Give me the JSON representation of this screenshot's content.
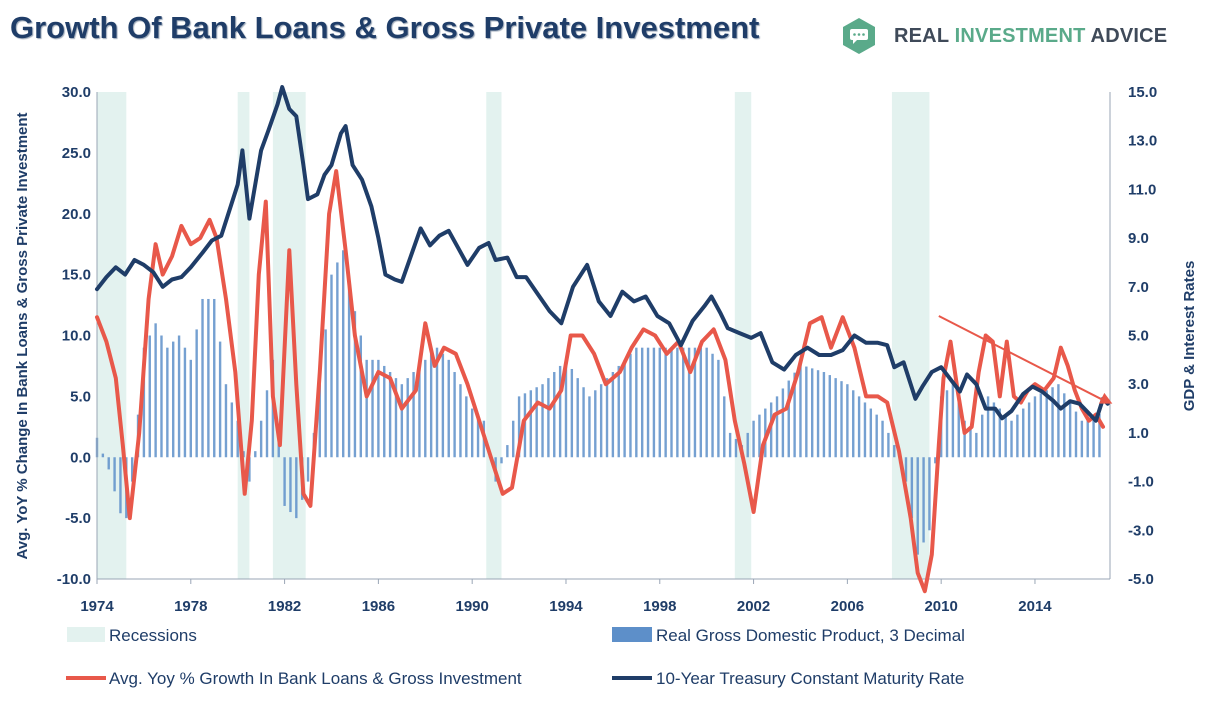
{
  "header": {
    "title": "Growth Of Bank Loans & Gross Private Investment",
    "brand_part1": "REAL ",
    "brand_part2": "INVESTMENT",
    "brand_part3": " ADVICE"
  },
  "colors": {
    "recession": "#e3f2ef",
    "gdp_bar": "#5d8fc9",
    "loans_line": "#e8584a",
    "treasury_line": "#1f3d68",
    "trend_arrow": "#e8584a",
    "axis_text": "#1f3d68",
    "brand_green": "#5aaa8a"
  },
  "chart_data": {
    "type": "bar+line",
    "title": "Growth Of Bank Loans & Gross Private Investment",
    "ylabel_left": "Avg. YoY % Change In Bank Loans & Gross Private Investment",
    "ylabel_right": "GDP & Interest Rates",
    "y_left_lim": [
      -10,
      30
    ],
    "y_right_lim": [
      -5,
      15
    ],
    "x_lim": [
      1974,
      2017.2
    ],
    "x_ticks": [
      "1974",
      "1978",
      "1982",
      "1986",
      "1990",
      "1994",
      "1998",
      "2002",
      "2006",
      "2010",
      "2014"
    ],
    "y_left_ticks": [
      "30.0",
      "25.0",
      "20.0",
      "15.0",
      "10.0",
      "5.0",
      "0.0",
      "-5.0",
      "-10.0"
    ],
    "y_right_ticks": [
      "15.0",
      "13.0",
      "11.0",
      "9.0",
      "7.0",
      "5.0",
      "3.0",
      "1.0",
      "-1.0",
      "-3.0",
      "-5.0"
    ],
    "recessions": [
      [
        1974.0,
        1975.25
      ],
      [
        1980.0,
        1980.5
      ],
      [
        1981.5,
        1982.9
      ],
      [
        1990.6,
        1991.25
      ],
      [
        2001.2,
        2001.9
      ],
      [
        2007.9,
        2009.5
      ]
    ],
    "series": [
      {
        "name": "Recessions",
        "kind": "band"
      },
      {
        "name": "Real Gross Domestic Product, 3 Decimal",
        "axis": "right",
        "kind": "bar",
        "points": [
          [
            1974.0,
            0.8
          ],
          [
            1974.5,
            -0.5
          ],
          [
            1975.0,
            -2.3
          ],
          [
            1975.25,
            -2.5
          ],
          [
            1975.5,
            -1.0
          ],
          [
            1976.0,
            4.5
          ],
          [
            1976.5,
            5.5
          ],
          [
            1977.0,
            4.5
          ],
          [
            1977.5,
            5.0
          ],
          [
            1978.0,
            4.0
          ],
          [
            1978.5,
            6.5
          ],
          [
            1979.0,
            6.5
          ],
          [
            1979.5,
            3.0
          ],
          [
            1980.0,
            1.5
          ],
          [
            1980.5,
            -1.0
          ],
          [
            1981.0,
            1.5
          ],
          [
            1981.5,
            4.0
          ],
          [
            1982.0,
            -2.0
          ],
          [
            1982.5,
            -2.5
          ],
          [
            1983.0,
            -1.0
          ],
          [
            1983.5,
            3.0
          ],
          [
            1984.0,
            7.5
          ],
          [
            1984.5,
            8.5
          ],
          [
            1985.0,
            6.0
          ],
          [
            1985.5,
            4.0
          ],
          [
            1986.0,
            4.0
          ],
          [
            1987.0,
            3.0
          ],
          [
            1988.0,
            4.0
          ],
          [
            1988.5,
            4.5
          ],
          [
            1989.0,
            4.0
          ],
          [
            1989.5,
            3.0
          ],
          [
            1990.0,
            2.0
          ],
          [
            1990.5,
            1.5
          ],
          [
            1991.0,
            -1.0
          ],
          [
            1991.5,
            0.5
          ],
          [
            1992.0,
            2.5
          ],
          [
            1993.0,
            3.0
          ],
          [
            1994.0,
            4.0
          ],
          [
            1995.0,
            2.5
          ],
          [
            1996.0,
            3.5
          ],
          [
            1997.0,
            4.5
          ],
          [
            1998.0,
            4.5
          ],
          [
            1999.0,
            4.5
          ],
          [
            2000.0,
            4.5
          ],
          [
            2000.5,
            4.0
          ],
          [
            2001.0,
            1.0
          ],
          [
            2001.5,
            0.5
          ],
          [
            2002.0,
            1.5
          ],
          [
            2002.5,
            2.0
          ],
          [
            2003.0,
            2.5
          ],
          [
            2004.0,
            3.8
          ],
          [
            2005.0,
            3.5
          ],
          [
            2006.0,
            3.0
          ],
          [
            2007.0,
            2.0
          ],
          [
            2007.5,
            1.5
          ],
          [
            2008.0,
            0.5
          ],
          [
            2008.5,
            -1.0
          ],
          [
            2009.0,
            -4.0
          ],
          [
            2009.5,
            -3.0
          ],
          [
            2010.0,
            2.5
          ],
          [
            2010.5,
            3.0
          ],
          [
            2011.0,
            1.5
          ],
          [
            2011.5,
            1.0
          ],
          [
            2012.0,
            2.5
          ],
          [
            2013.0,
            1.5
          ],
          [
            2014.0,
            2.5
          ],
          [
            2015.0,
            3.0
          ],
          [
            2016.0,
            1.5
          ],
          [
            2016.8,
            1.8
          ]
        ]
      },
      {
        "name": "Avg. Yoy % Growth In Bank Loans & Gross Investment",
        "axis": "left",
        "kind": "line",
        "points": [
          [
            1974.0,
            11.5
          ],
          [
            1974.4,
            9.5
          ],
          [
            1974.8,
            6.5
          ],
          [
            1975.1,
            1.0
          ],
          [
            1975.4,
            -5.0
          ],
          [
            1975.8,
            2.0
          ],
          [
            1976.2,
            13.0
          ],
          [
            1976.5,
            17.5
          ],
          [
            1976.8,
            15.0
          ],
          [
            1977.2,
            16.5
          ],
          [
            1977.6,
            19.0
          ],
          [
            1978.0,
            17.5
          ],
          [
            1978.4,
            18.0
          ],
          [
            1978.8,
            19.5
          ],
          [
            1979.1,
            18.0
          ],
          [
            1979.5,
            13.0
          ],
          [
            1979.9,
            7.0
          ],
          [
            1980.3,
            -3.0
          ],
          [
            1980.6,
            3.0
          ],
          [
            1980.9,
            15.0
          ],
          [
            1981.2,
            21.0
          ],
          [
            1981.5,
            5.0
          ],
          [
            1981.8,
            1.0
          ],
          [
            1982.2,
            17.0
          ],
          [
            1982.5,
            6.0
          ],
          [
            1982.8,
            -3.0
          ],
          [
            1983.1,
            -4.0
          ],
          [
            1983.5,
            7.0
          ],
          [
            1983.9,
            20.0
          ],
          [
            1984.2,
            23.5
          ],
          [
            1984.6,
            17.0
          ],
          [
            1985.0,
            10.0
          ],
          [
            1985.5,
            5.0
          ],
          [
            1986.0,
            7.0
          ],
          [
            1986.5,
            6.5
          ],
          [
            1987.0,
            4.0
          ],
          [
            1987.6,
            5.5
          ],
          [
            1988.0,
            11.0
          ],
          [
            1988.4,
            7.5
          ],
          [
            1988.8,
            9.0
          ],
          [
            1989.3,
            8.5
          ],
          [
            1989.8,
            6.0
          ],
          [
            1990.3,
            3.0
          ],
          [
            1990.8,
            0.0
          ],
          [
            1991.3,
            -3.0
          ],
          [
            1991.7,
            -2.5
          ],
          [
            1992.2,
            3.0
          ],
          [
            1992.8,
            4.5
          ],
          [
            1993.3,
            4.0
          ],
          [
            1993.8,
            5.5
          ],
          [
            1994.2,
            10.0
          ],
          [
            1994.7,
            10.0
          ],
          [
            1995.2,
            8.5
          ],
          [
            1995.7,
            6.0
          ],
          [
            1996.3,
            7.0
          ],
          [
            1996.8,
            9.0
          ],
          [
            1997.3,
            10.5
          ],
          [
            1997.8,
            10.0
          ],
          [
            1998.3,
            8.5
          ],
          [
            1998.8,
            9.5
          ],
          [
            1999.3,
            7.0
          ],
          [
            1999.8,
            9.5
          ],
          [
            2000.3,
            10.5
          ],
          [
            2000.8,
            8.0
          ],
          [
            2001.2,
            3.0
          ],
          [
            2001.6,
            -0.5
          ],
          [
            2002.0,
            -4.5
          ],
          [
            2002.4,
            1.0
          ],
          [
            2002.9,
            3.5
          ],
          [
            2003.4,
            4.0
          ],
          [
            2003.9,
            7.0
          ],
          [
            2004.4,
            11.0
          ],
          [
            2004.9,
            11.5
          ],
          [
            2005.3,
            9.0
          ],
          [
            2005.8,
            11.5
          ],
          [
            2006.3,
            9.0
          ],
          [
            2006.8,
            5.0
          ],
          [
            2007.3,
            5.0
          ],
          [
            2007.7,
            4.5
          ],
          [
            2008.2,
            0.5
          ],
          [
            2008.7,
            -5.0
          ],
          [
            2009.0,
            -9.5
          ],
          [
            2009.3,
            -11.0
          ],
          [
            2009.6,
            -8.0
          ],
          [
            2009.9,
            1.0
          ],
          [
            2010.1,
            6.5
          ],
          [
            2010.4,
            9.5
          ],
          [
            2010.7,
            5.5
          ],
          [
            2011.0,
            2.0
          ],
          [
            2011.3,
            2.5
          ],
          [
            2011.6,
            7.0
          ],
          [
            2011.9,
            10.0
          ],
          [
            2012.2,
            9.5
          ],
          [
            2012.5,
            5.0
          ],
          [
            2012.8,
            9.5
          ],
          [
            2013.1,
            5.0
          ],
          [
            2013.4,
            4.5
          ],
          [
            2013.7,
            5.5
          ],
          [
            2014.0,
            6.0
          ],
          [
            2014.4,
            5.5
          ],
          [
            2014.8,
            6.5
          ],
          [
            2015.1,
            9.0
          ],
          [
            2015.4,
            7.5
          ],
          [
            2015.7,
            5.5
          ],
          [
            2016.0,
            4.0
          ],
          [
            2016.3,
            3.0
          ],
          [
            2016.6,
            3.5
          ],
          [
            2016.9,
            2.5
          ]
        ]
      },
      {
        "name": "10-Year Treasury Constant Maturity Rate",
        "axis": "right",
        "kind": "line",
        "points": [
          [
            1974.0,
            6.9
          ],
          [
            1974.4,
            7.4
          ],
          [
            1974.8,
            7.8
          ],
          [
            1975.2,
            7.5
          ],
          [
            1975.6,
            8.1
          ],
          [
            1976.0,
            7.9
          ],
          [
            1976.4,
            7.6
          ],
          [
            1976.8,
            7.0
          ],
          [
            1977.2,
            7.3
          ],
          [
            1977.6,
            7.4
          ],
          [
            1978.0,
            7.8
          ],
          [
            1978.5,
            8.4
          ],
          [
            1978.9,
            8.9
          ],
          [
            1979.3,
            9.1
          ],
          [
            1979.7,
            10.3
          ],
          [
            1980.0,
            11.2
          ],
          [
            1980.2,
            12.6
          ],
          [
            1980.5,
            9.8
          ],
          [
            1980.8,
            11.5
          ],
          [
            1981.0,
            12.6
          ],
          [
            1981.3,
            13.4
          ],
          [
            1981.7,
            14.5
          ],
          [
            1981.9,
            15.2
          ],
          [
            1982.2,
            14.3
          ],
          [
            1982.5,
            14.0
          ],
          [
            1982.8,
            12.0
          ],
          [
            1983.0,
            10.6
          ],
          [
            1983.4,
            10.8
          ],
          [
            1983.7,
            11.6
          ],
          [
            1984.0,
            12.0
          ],
          [
            1984.4,
            13.3
          ],
          [
            1984.6,
            13.6
          ],
          [
            1984.9,
            12.0
          ],
          [
            1985.3,
            11.4
          ],
          [
            1985.7,
            10.3
          ],
          [
            1986.0,
            9.0
          ],
          [
            1986.3,
            7.5
          ],
          [
            1986.7,
            7.3
          ],
          [
            1987.0,
            7.2
          ],
          [
            1987.4,
            8.3
          ],
          [
            1987.8,
            9.4
          ],
          [
            1988.2,
            8.7
          ],
          [
            1988.6,
            9.1
          ],
          [
            1989.0,
            9.3
          ],
          [
            1989.4,
            8.6
          ],
          [
            1989.8,
            7.9
          ],
          [
            1990.3,
            8.6
          ],
          [
            1990.7,
            8.8
          ],
          [
            1991.0,
            8.1
          ],
          [
            1991.5,
            8.2
          ],
          [
            1991.9,
            7.4
          ],
          [
            1992.3,
            7.4
          ],
          [
            1992.8,
            6.7
          ],
          [
            1993.3,
            6.0
          ],
          [
            1993.8,
            5.5
          ],
          [
            1994.3,
            7.0
          ],
          [
            1994.9,
            7.9
          ],
          [
            1995.4,
            6.4
          ],
          [
            1995.9,
            5.8
          ],
          [
            1996.4,
            6.8
          ],
          [
            1996.9,
            6.4
          ],
          [
            1997.4,
            6.6
          ],
          [
            1997.9,
            5.8
          ],
          [
            1998.4,
            5.5
          ],
          [
            1998.9,
            4.6
          ],
          [
            1999.4,
            5.6
          ],
          [
            1999.9,
            6.2
          ],
          [
            2000.2,
            6.6
          ],
          [
            2000.6,
            5.9
          ],
          [
            2000.9,
            5.3
          ],
          [
            2001.4,
            5.1
          ],
          [
            2001.9,
            4.9
          ],
          [
            2002.3,
            5.1
          ],
          [
            2002.8,
            3.9
          ],
          [
            2003.3,
            3.6
          ],
          [
            2003.8,
            4.2
          ],
          [
            2004.3,
            4.5
          ],
          [
            2004.8,
            4.2
          ],
          [
            2005.3,
            4.2
          ],
          [
            2005.8,
            4.4
          ],
          [
            2006.3,
            5.0
          ],
          [
            2006.8,
            4.7
          ],
          [
            2007.3,
            4.7
          ],
          [
            2007.7,
            4.6
          ],
          [
            2008.0,
            3.7
          ],
          [
            2008.4,
            3.9
          ],
          [
            2008.9,
            2.4
          ],
          [
            2009.2,
            2.9
          ],
          [
            2009.6,
            3.5
          ],
          [
            2010.0,
            3.7
          ],
          [
            2010.4,
            3.2
          ],
          [
            2010.8,
            2.7
          ],
          [
            2011.1,
            3.4
          ],
          [
            2011.5,
            3.0
          ],
          [
            2011.9,
            2.0
          ],
          [
            2012.3,
            2.0
          ],
          [
            2012.6,
            1.6
          ],
          [
            2013.0,
            1.9
          ],
          [
            2013.5,
            2.6
          ],
          [
            2013.9,
            2.9
          ],
          [
            2014.3,
            2.7
          ],
          [
            2014.8,
            2.3
          ],
          [
            2015.1,
            2.0
          ],
          [
            2015.5,
            2.3
          ],
          [
            2015.9,
            2.2
          ],
          [
            2016.3,
            1.8
          ],
          [
            2016.6,
            1.5
          ],
          [
            2016.9,
            2.4
          ],
          [
            2017.1,
            2.2
          ]
        ]
      }
    ],
    "trend_arrow": {
      "from": [
        2009.9,
        5.8
      ],
      "to": [
        2017.3,
        2.2
      ],
      "axis": "right"
    }
  }
}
= = = = =
In the entries above, find lines with "Bank" and copy each.

- [OUTPUT]
    "title": "Growth Of Bank Loans & Gross Private Investment",
    "title": "Growth Of Bank Loans & Gross Private Investment",
    "ylabel_left": "Avg. YoY % Change In Bank Loans & Gross Private Investment",
        "name": "Avg. Yoy % Growth In Bank Loans & Gross Investment",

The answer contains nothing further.